- Task prompt
Leave every picture out and write out the records below exactly.

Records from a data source

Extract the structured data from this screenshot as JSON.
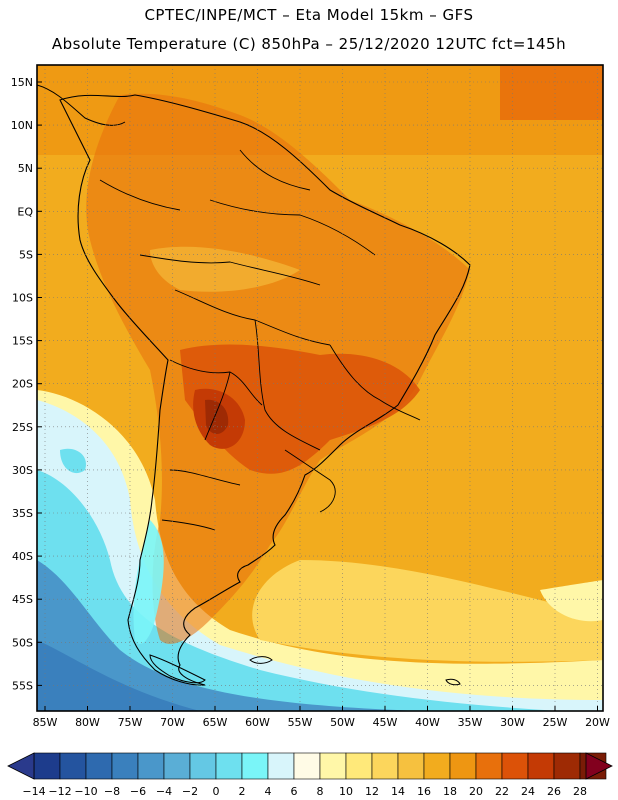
{
  "header": {
    "line1": "CPTEC/INPE/MCT –  Eta Model 15km – GFS",
    "line2": "Absolute Temperature (C) 850hPa – 25/12/2020 12UTC fct=145h"
  },
  "map": {
    "lat_labels": [
      "15N",
      "10N",
      "5N",
      "EQ",
      "5S",
      "10S",
      "15S",
      "20S",
      "25S",
      "30S",
      "35S",
      "40S",
      "45S",
      "50S",
      "55S"
    ],
    "lon_labels": [
      "85W",
      "80W",
      "75W",
      "70W",
      "65W",
      "60W",
      "55W",
      "50W",
      "45W",
      "40W",
      "35W",
      "30W",
      "25W",
      "20W"
    ]
  },
  "colorbar": {
    "labels": [
      "-14",
      "-12",
      "-10",
      "-8",
      "-6",
      "-4",
      "-2",
      "0",
      "2",
      "4",
      "6",
      "8",
      "10",
      "12",
      "14",
      "16",
      "18",
      "20",
      "22",
      "24",
      "26",
      "28"
    ],
    "colors": [
      "#1d3c8c",
      "#24549f",
      "#2e6aaf",
      "#3a80bd",
      "#4a97ca",
      "#5aaed6",
      "#64c8e4",
      "#6ee0ef",
      "#7af5f8",
      "#d8f5fb",
      "#fffbe6",
      "#fff7a8",
      "#ffe97a",
      "#fcd65c",
      "#f6c13f",
      "#f2ac1e",
      "#ee9612",
      "#e8700c",
      "#dc5208",
      "#c43a05",
      "#9e2a04",
      "#7a1c06"
    ],
    "under_color": "#2a3a8c",
    "over_color": "#82001e"
  }
}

- Solution for this exercise
Extract the structured data from this screenshot as JSON.
{
  "header": {
    "line1": "CPTEC/INPE/MCT –  Eta Model 15km – GFS",
    "line2": "Absolute Temperature (C) 850hPa – 25/12/2020 12UTC fct=145h"
  },
  "map": {
    "lat_labels": [
      "15N",
      "10N",
      "5N",
      "EQ",
      "5S",
      "10S",
      "15S",
      "20S",
      "25S",
      "30S",
      "35S",
      "40S",
      "45S",
      "50S",
      "55S"
    ],
    "lon_labels": [
      "85W",
      "80W",
      "75W",
      "70W",
      "65W",
      "60W",
      "55W",
      "50W",
      "45W",
      "40W",
      "35W",
      "30W",
      "25W",
      "20W"
    ]
  },
  "colorbar": {
    "labels": [
      "-14",
      "-12",
      "-10",
      "-8",
      "-6",
      "-4",
      "-2",
      "0",
      "2",
      "4",
      "6",
      "8",
      "10",
      "12",
      "14",
      "16",
      "18",
      "20",
      "22",
      "24",
      "26",
      "28"
    ],
    "colors": [
      "#1d3c8c",
      "#24549f",
      "#2e6aaf",
      "#3a80bd",
      "#4a97ca",
      "#5aaed6",
      "#64c8e4",
      "#6ee0ef",
      "#7af5f8",
      "#d8f5fb",
      "#fffbe6",
      "#fff7a8",
      "#ffe97a",
      "#fcd65c",
      "#f6c13f",
      "#f2ac1e",
      "#ee9612",
      "#e8700c",
      "#dc5208",
      "#c43a05",
      "#9e2a04",
      "#7a1c06"
    ],
    "under_color": "#2a3a8c",
    "over_color": "#82001e"
  }
}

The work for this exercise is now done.